*Challenge*. Copy verbatim the span of lines beginning at the line that contains "Output a JSON" and ending with the final line of the data. Exclude pictures from the copy.

*Data shown*.
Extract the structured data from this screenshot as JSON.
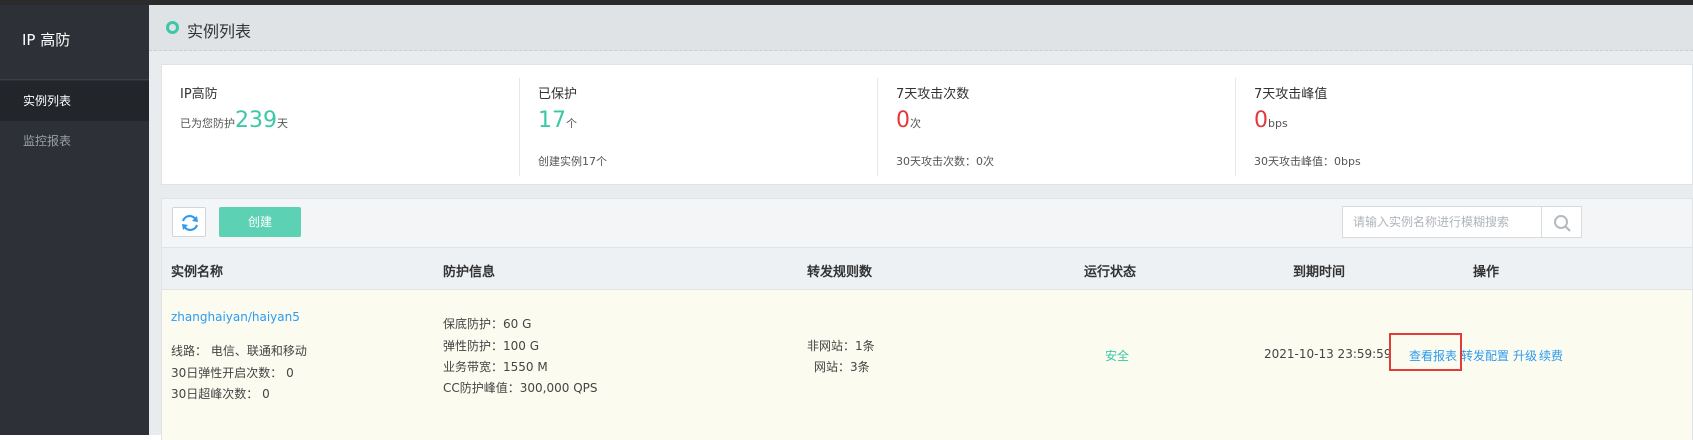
{
  "sidebar": {
    "title": "IP 高防",
    "items": [
      {
        "label": "实例列表"
      },
      {
        "label": "监控报表"
      }
    ]
  },
  "header": {
    "title": "实例列表"
  },
  "stats": [
    {
      "label": "IP高防",
      "prefix": "已为您防护",
      "value": "239",
      "unit": "天",
      "sub": ""
    },
    {
      "label": "已保护",
      "prefix": "",
      "value": "17",
      "unit": "个",
      "sub": "创建实例17个"
    },
    {
      "label": "7天攻击次数",
      "prefix": "",
      "value": "0",
      "unit": "次",
      "sub": "30天攻击次数：0次"
    },
    {
      "label": "7天攻击峰值",
      "prefix": "",
      "value": "0",
      "unit": "bps",
      "sub": "30天攻击峰值：0bps"
    }
  ],
  "toolbar": {
    "refresh_icon": "refresh-icon",
    "create_label": "创建",
    "search_placeholder": "请输入实例名称进行模糊搜索",
    "search_icon": "search-icon"
  },
  "table": {
    "headers": [
      "实例名称",
      "防护信息",
      "转发规则数",
      "运行状态",
      "到期时间",
      "操作"
    ],
    "rows": [
      {
        "name": "zhanghaiyan/haiyan5",
        "line": "线路： 电信、联通和移动",
        "elastic_count": "30日弹性开启次数： 0",
        "exceed_count": "30日超峰次数： 0",
        "protection": [
          "保底防护：60 G",
          "弹性防护：100 G",
          "业务带宽：1550 M",
          "CC防护峰值：300,000 QPS"
        ],
        "rules": [
          "非网站：1条",
          "网站：3条"
        ],
        "status": "安全",
        "expire": "2021-10-13 23:59:59",
        "actions": [
          "查看报表",
          "转发配置",
          "升级",
          "续费"
        ]
      }
    ]
  },
  "colors": {
    "accent": "#3cc8a6",
    "link": "#2d9bf0",
    "danger": "#e4393c",
    "sidebar": "#2d3036"
  }
}
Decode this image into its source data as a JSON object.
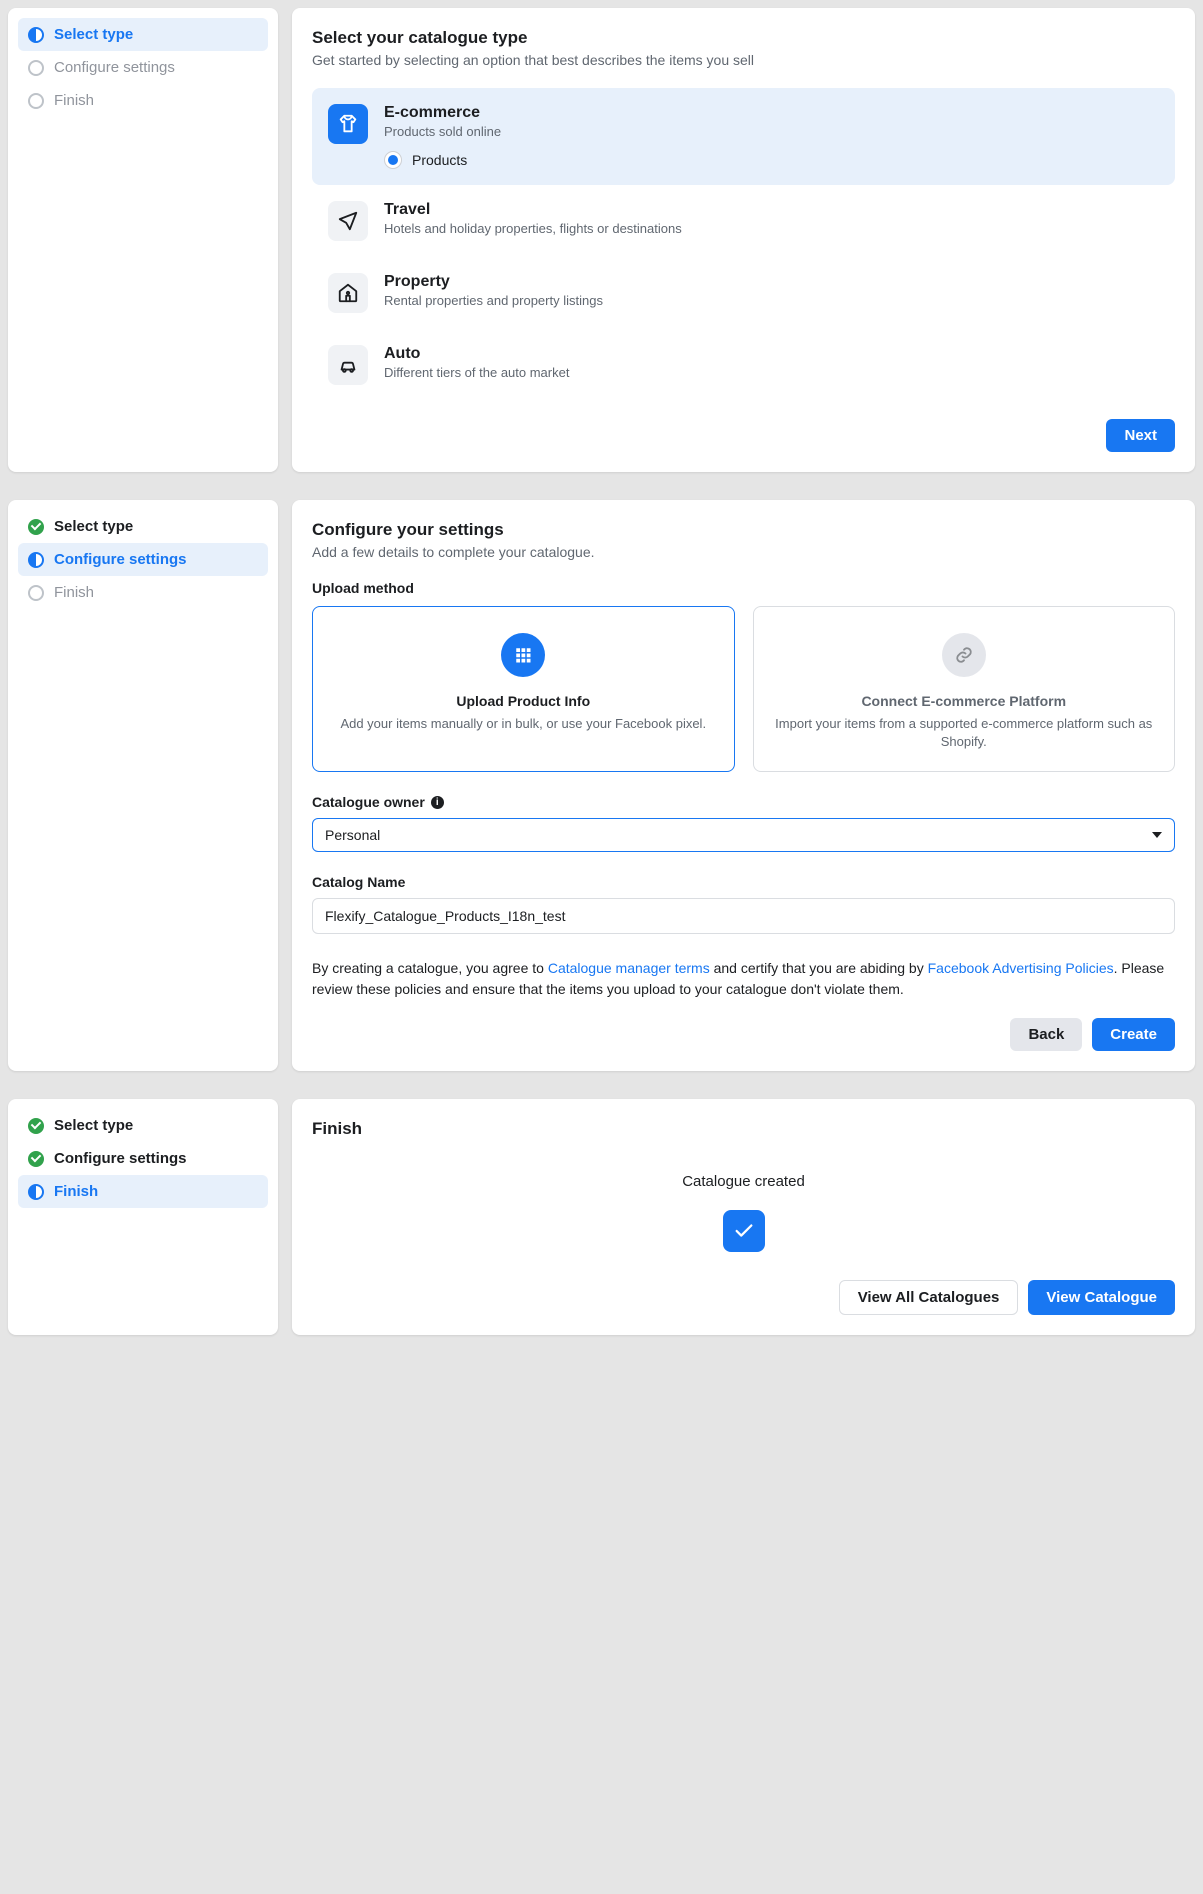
{
  "steps": {
    "s1": "Select type",
    "s2": "Configure settings",
    "s3": "Finish"
  },
  "panel1": {
    "title": "Select your catalogue type",
    "subtitle": "Get started by selecting an option that best describes the items you sell",
    "options": [
      {
        "title": "E-commerce",
        "desc": "Products sold online",
        "radio_label": "Products"
      },
      {
        "title": "Travel",
        "desc": "Hotels and holiday properties, flights or destinations"
      },
      {
        "title": "Property",
        "desc": "Rental properties and property listings"
      },
      {
        "title": "Auto",
        "desc": "Different tiers of the auto market"
      }
    ],
    "next_btn": "Next"
  },
  "panel2": {
    "title": "Configure your settings",
    "subtitle": "Add a few details to complete your catalogue.",
    "upload_label": "Upload method",
    "upload_cards": [
      {
        "title": "Upload Product Info",
        "desc": "Add your items manually or in bulk, or use your Facebook pixel."
      },
      {
        "title": "Connect E-commerce Platform",
        "desc": "Import your items from a supported e-commerce platform such as Shopify."
      }
    ],
    "owner_label": "Catalogue owner",
    "owner_value": "Personal",
    "name_label": "Catalog Name",
    "name_value": "Flexify_Catalogue_Products_I18n_test",
    "agree_1": "By creating a catalogue, you agree to ",
    "agree_link1": "Catalogue manager terms",
    "agree_2": " and certify that you are abiding by ",
    "agree_link2": "Facebook Advertising Policies",
    "agree_3": ". Please review these policies and ensure that the items you upload to your catalogue don't violate them.",
    "back_btn": "Back",
    "create_btn": "Create"
  },
  "panel3": {
    "title": "Finish",
    "created": "Catalogue created",
    "view_all": "View All Catalogues",
    "view_one": "View Catalogue"
  }
}
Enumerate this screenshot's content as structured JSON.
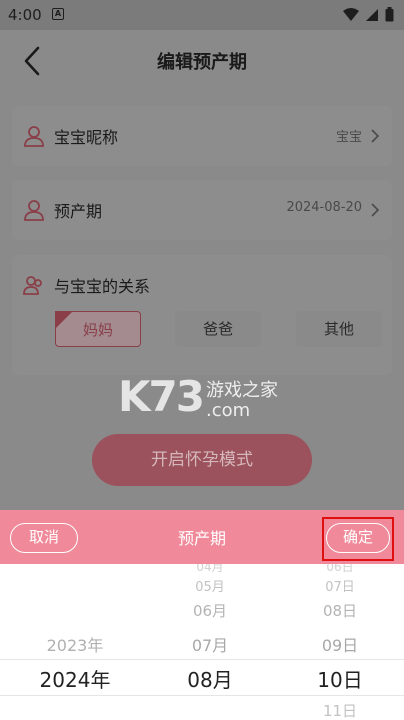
{
  "status": {
    "time": "4:00",
    "badge": "A"
  },
  "header": {
    "title": "编辑预产期"
  },
  "rows": [
    {
      "label": "宝宝昵称",
      "value": "宝宝",
      "icon": "person-icon"
    },
    {
      "label": "预产期",
      "value": "2024-08-20",
      "icon": "person-icon"
    }
  ],
  "relation": {
    "title": "与宝宝的关系",
    "options": [
      "妈妈",
      "爸爸",
      "其他"
    ],
    "selected": "妈妈"
  },
  "watermark": {
    "brand": "K73",
    "cn": "游戏之家",
    "domain": ".com"
  },
  "start_button": "开启怀孕模式",
  "toolbar": {
    "cancel": "取消",
    "title": "预产期",
    "confirm": "确定"
  },
  "picker": {
    "years": [
      "2023年",
      "2024年"
    ],
    "months": [
      "05月",
      "06月",
      "07月",
      "08月"
    ],
    "days": [
      "07日",
      "08日",
      "09日",
      "10日",
      "11日"
    ],
    "top_partial_day": "06日",
    "top_partial_month": "04月"
  },
  "colors": {
    "accent": "#f08a9a",
    "selected_text": "#8a3e48",
    "highlight": "#e01010"
  }
}
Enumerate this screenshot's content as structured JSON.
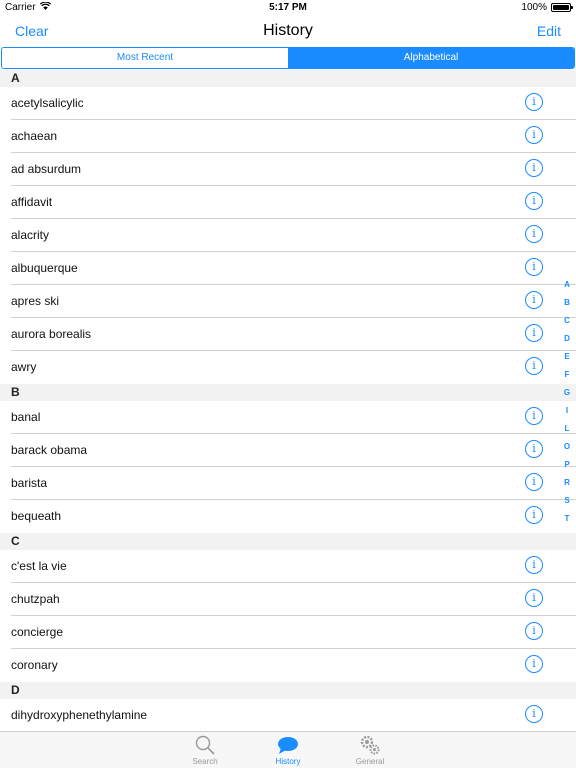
{
  "status_bar": {
    "carrier": "Carrier",
    "time": "5:17 PM",
    "battery": "100%"
  },
  "nav": {
    "left": "Clear",
    "title": "History",
    "right": "Edit"
  },
  "segments": {
    "most_recent": "Most Recent",
    "alphabetical": "Alphabetical",
    "selected": "Alphabetical"
  },
  "sections": [
    {
      "letter": "A",
      "items": [
        "acetylsalicylic",
        "achaean",
        "ad absurdum",
        "affidavit",
        "alacrity",
        "albuquerque",
        "apres ski",
        "aurora borealis",
        "awry"
      ]
    },
    {
      "letter": "B",
      "items": [
        "banal",
        "barack obama",
        "barista",
        "bequeath"
      ]
    },
    {
      "letter": "C",
      "items": [
        "c'est la vie",
        "chutzpah",
        "concierge",
        "coronary"
      ]
    },
    {
      "letter": "D",
      "items": [
        "dihydroxyphenethylamine"
      ]
    }
  ],
  "index": [
    "A",
    "B",
    "C",
    "D",
    "E",
    "F",
    "G",
    "I",
    "L",
    "O",
    "P",
    "R",
    "S",
    "T"
  ],
  "tabs": {
    "search": "Search",
    "history": "History",
    "general": "General"
  },
  "colors": {
    "accent": "#1a8cff",
    "section_bg": "#f2f2f2"
  },
  "icons": {
    "info": "info-circle-icon",
    "search": "magnifier-icon",
    "history": "speech-bubble-icon",
    "general": "gears-icon"
  }
}
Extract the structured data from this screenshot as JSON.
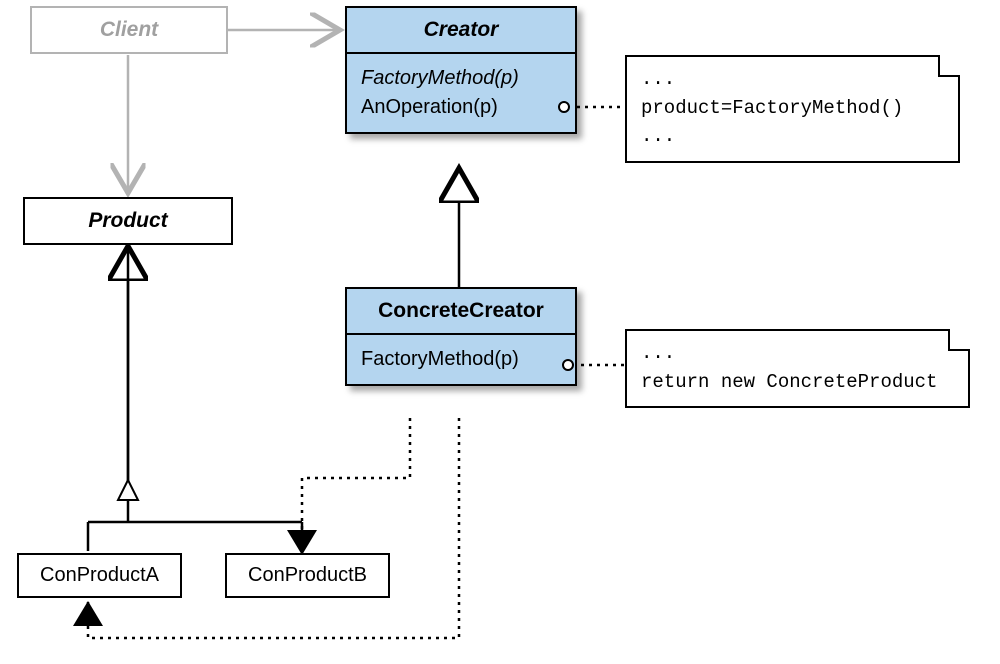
{
  "client": {
    "title": "Client"
  },
  "creator": {
    "title": "Creator",
    "line1": "FactoryMethod(p)",
    "line2": "AnOperation(p)"
  },
  "concreteCreator": {
    "title": "ConcreteCreator",
    "line1": "FactoryMethod(p)"
  },
  "product": {
    "title": "Product"
  },
  "conA": {
    "label": "ConProductA"
  },
  "conB": {
    "label": "ConProductB"
  },
  "note1": {
    "l1": "...",
    "l2": "product=FactoryMethod()",
    "l3": "..."
  },
  "note2": {
    "l1": "...",
    "l2": "return new ConcreteProduct"
  }
}
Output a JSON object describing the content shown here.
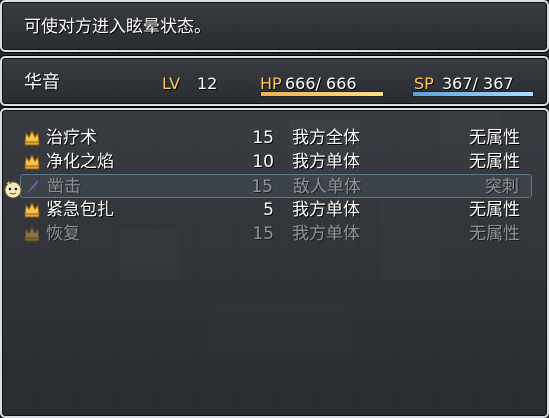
{
  "help": {
    "text": "可使对方进入眩晕状态。"
  },
  "actor": {
    "name": "华音",
    "lv_label": "LV",
    "lv": "12",
    "hp_label": "HP",
    "hp_text": "666/ 666",
    "hp_fraction": 1.0,
    "sp_label": "SP",
    "sp_text": "367/ 367",
    "sp_fraction": 1.0
  },
  "skills": [
    {
      "name": "治疗术",
      "cost": "15",
      "target": "我方全体",
      "attr": "无属性",
      "icon": "crown-icon",
      "enabled": true,
      "selected": false
    },
    {
      "name": "净化之焰",
      "cost": "10",
      "target": "我方单体",
      "attr": "无属性",
      "icon": "crown-icon",
      "enabled": true,
      "selected": false
    },
    {
      "name": "凿击",
      "cost": "15",
      "target": "敌人单体",
      "attr": "突刺",
      "icon": "sword-icon",
      "enabled": false,
      "selected": true
    },
    {
      "name": "紧急包扎",
      "cost": "5",
      "target": "我方单体",
      "attr": "无属性",
      "icon": "crown-icon",
      "enabled": true,
      "selected": false
    },
    {
      "name": "恢复",
      "cost": "15",
      "target": "我方单体",
      "attr": "无属性",
      "icon": "crown-icon",
      "enabled": false,
      "selected": false
    }
  ],
  "colors": {
    "system": "#ffcc55",
    "window_border": "#d8dde4",
    "selection": "#8fc4e0"
  }
}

*Result of the exercise*.
Output a JSON object describing the content shown here.
{
  "help": {
    "text": "可使对方进入眩晕状态。"
  },
  "actor": {
    "name": "华音",
    "lv_label": "LV",
    "lv": "12",
    "hp_label": "HP",
    "hp_text": "666/ 666",
    "hp_fraction": 1.0,
    "sp_label": "SP",
    "sp_text": "367/ 367",
    "sp_fraction": 1.0
  },
  "skills": [
    {
      "name": "治疗术",
      "cost": "15",
      "target": "我方全体",
      "attr": "无属性",
      "icon": "crown-icon",
      "enabled": true,
      "selected": false
    },
    {
      "name": "净化之焰",
      "cost": "10",
      "target": "我方单体",
      "attr": "无属性",
      "icon": "crown-icon",
      "enabled": true,
      "selected": false
    },
    {
      "name": "凿击",
      "cost": "15",
      "target": "敌人单体",
      "attr": "突刺",
      "icon": "sword-icon",
      "enabled": false,
      "selected": true
    },
    {
      "name": "紧急包扎",
      "cost": "5",
      "target": "我方单体",
      "attr": "无属性",
      "icon": "crown-icon",
      "enabled": true,
      "selected": false
    },
    {
      "name": "恢复",
      "cost": "15",
      "target": "我方单体",
      "attr": "无属性",
      "icon": "crown-icon",
      "enabled": false,
      "selected": false
    }
  ],
  "colors": {
    "system": "#ffcc55",
    "window_border": "#d8dde4",
    "selection": "#8fc4e0"
  }
}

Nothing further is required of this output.